··· LISTED RECORDS

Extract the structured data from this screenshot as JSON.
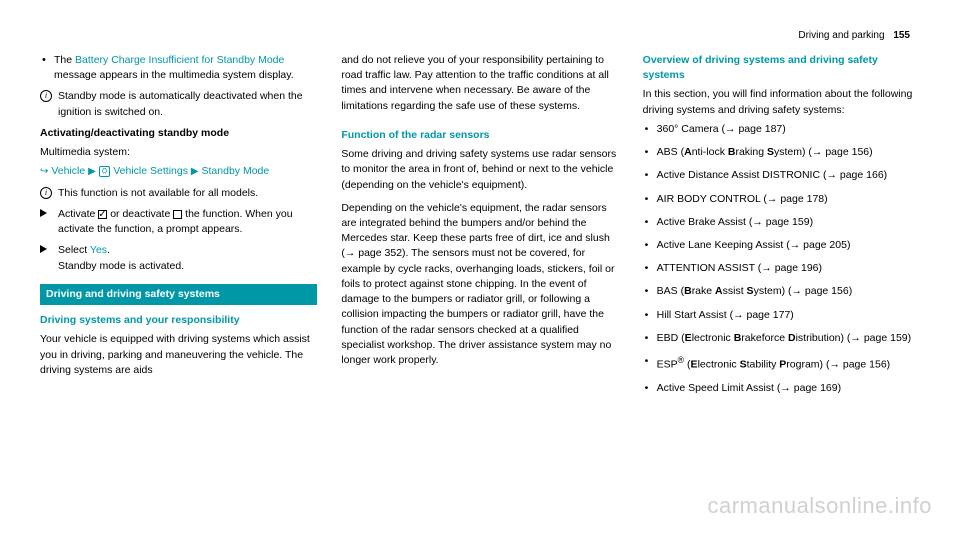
{
  "header": {
    "section": "Driving and parking",
    "page": "155"
  },
  "col1": {
    "bullet1_pre": "The ",
    "bullet1_teal": "Battery Charge Insufficient for Standby Mode",
    "bullet1_post": " message appears in the multimedia system display.",
    "info1": "Standby mode is automatically deactivated when the ignition is switched on.",
    "activating_title": "Activating/deactivating standby mode",
    "multimedia": "Multimedia system:",
    "nav_vehicle": "Vehicle",
    "nav_settings": "Vehicle Settings",
    "nav_standby": "Standby Mode",
    "info2": "This function is not available for all models.",
    "action1_pre": "Activate ",
    "action1_mid": " or deactivate ",
    "action1_post": " the function. When you activate the function, a prompt appears.",
    "action2_pre": "Select ",
    "action2_yes": "Yes",
    "action2_post": ".",
    "action2_line2": "Standby mode is activated.",
    "section_bar": "Driving and driving safety systems",
    "subhead1": "Driving systems and your responsibility",
    "para1": "Your vehicle is equipped with driving systems which assist you in driving, parking and maneuvering the vehicle. The driving systems are aids"
  },
  "col2": {
    "para_top": "and do not relieve you of your responsibility pertaining to road traffic law. Pay attention to the traffic conditions at all times and intervene when necessary. Be aware of the limitations regarding the safe use of these systems.",
    "subhead": "Function of the radar sensors",
    "para1": "Some driving and driving safety systems use radar sensors to monitor the area in front of, behind or next to the vehicle (depending on the vehicle's equipment).",
    "para2": "Depending on the vehicle's equipment, the radar sensors are integrated behind the bumpers and/or behind the Mercedes star. Keep these parts free of dirt, ice and slush (→ page 352). The sensors must not be covered, for example by cycle racks, overhanging loads, stickers, foil or foils to protect against stone chipping. In the event of damage to the bumpers or radiator grill, or following a collision impacting the bumpers or radiator grill, have the function of the radar sensors checked at a qualified specialist workshop. The driver assistance system may no longer work properly."
  },
  "col3": {
    "subhead": "Overview of driving systems and driving safety systems",
    "intro": "In this section, you will find information about the following driving systems and driving safety systems:",
    "items": [
      {
        "html": "360° Camera (→ page 187)"
      },
      {
        "html": "ABS (<b>A</b>nti-lock <b>B</b>raking <b>S</b>ystem) (→ page 156)"
      },
      {
        "html": "Active Distance Assist DISTRONIC (→ page 166)"
      },
      {
        "html": "AIR BODY CONTROL (→ page 178)"
      },
      {
        "html": "Active Brake Assist (→ page 159)"
      },
      {
        "html": "Active Lane Keeping Assist (→ page 205)"
      },
      {
        "html": "ATTENTION ASSIST (→ page 196)"
      },
      {
        "html": "BAS (<b>B</b>rake <b>A</b>ssist <b>S</b>ystem) (→ page 156)"
      },
      {
        "html": "Hill Start Assist (→ page 177)"
      },
      {
        "html": "EBD (<b>E</b>lectronic <b>B</b>rakeforce <b>D</b>istribution) (→ page 159)"
      },
      {
        "html": "ESP<sup>®</sup> (<b>E</b>lectronic <b>S</b>tability <b>P</b>rogram) (→ page 156)"
      },
      {
        "html": "Active Speed Limit Assist (→ page 169)"
      }
    ]
  },
  "watermark": "carmanualsonline.info"
}
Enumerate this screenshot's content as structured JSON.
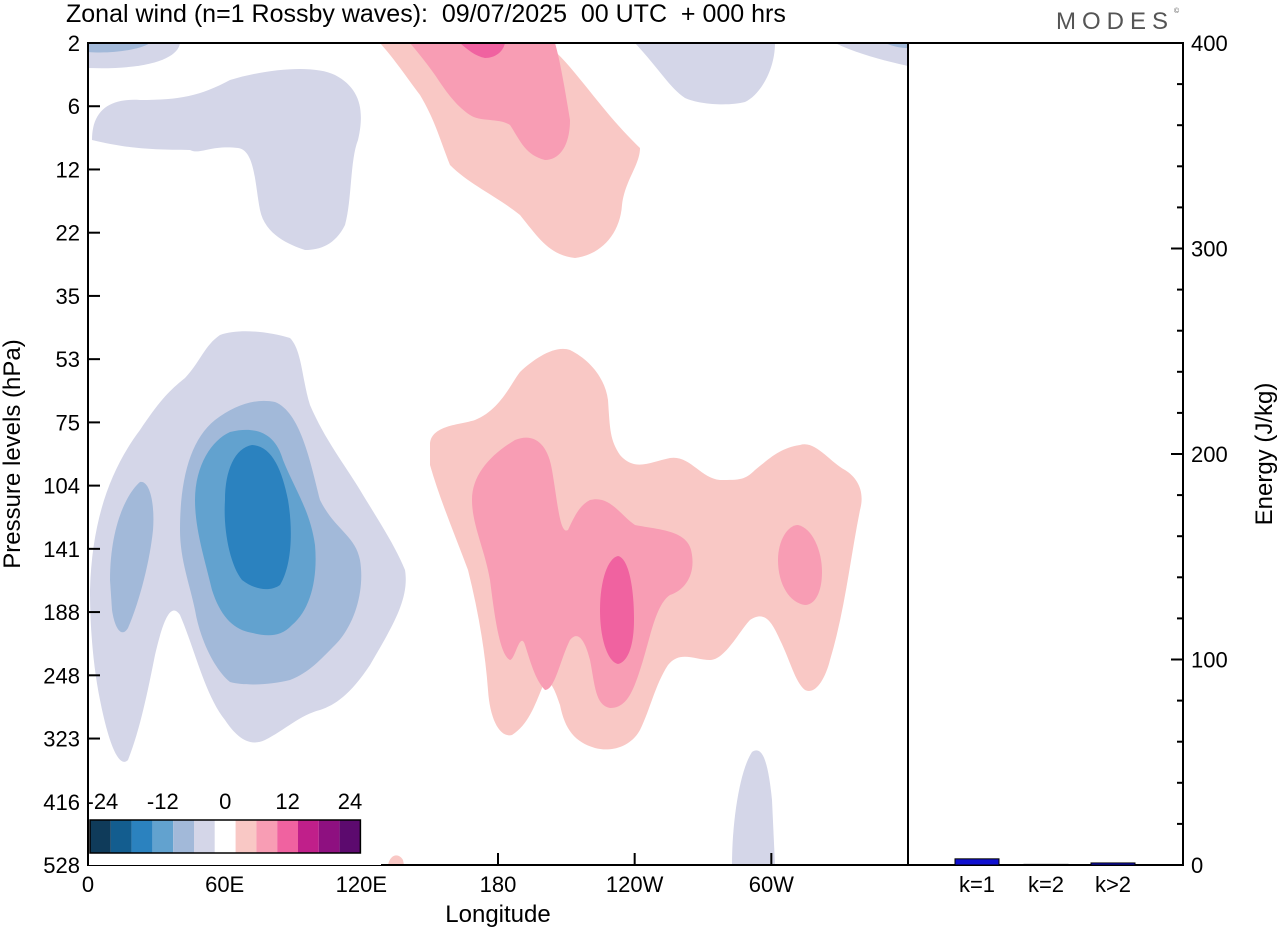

······

> STATED GOAL: Find each line holding the word "multimedia" and copy it.

> SOLUTION TO THE EXERCISE:
    "bullet1_post": " message appears in the multimedia system display.",
    "multimedia": "Multimedia system:",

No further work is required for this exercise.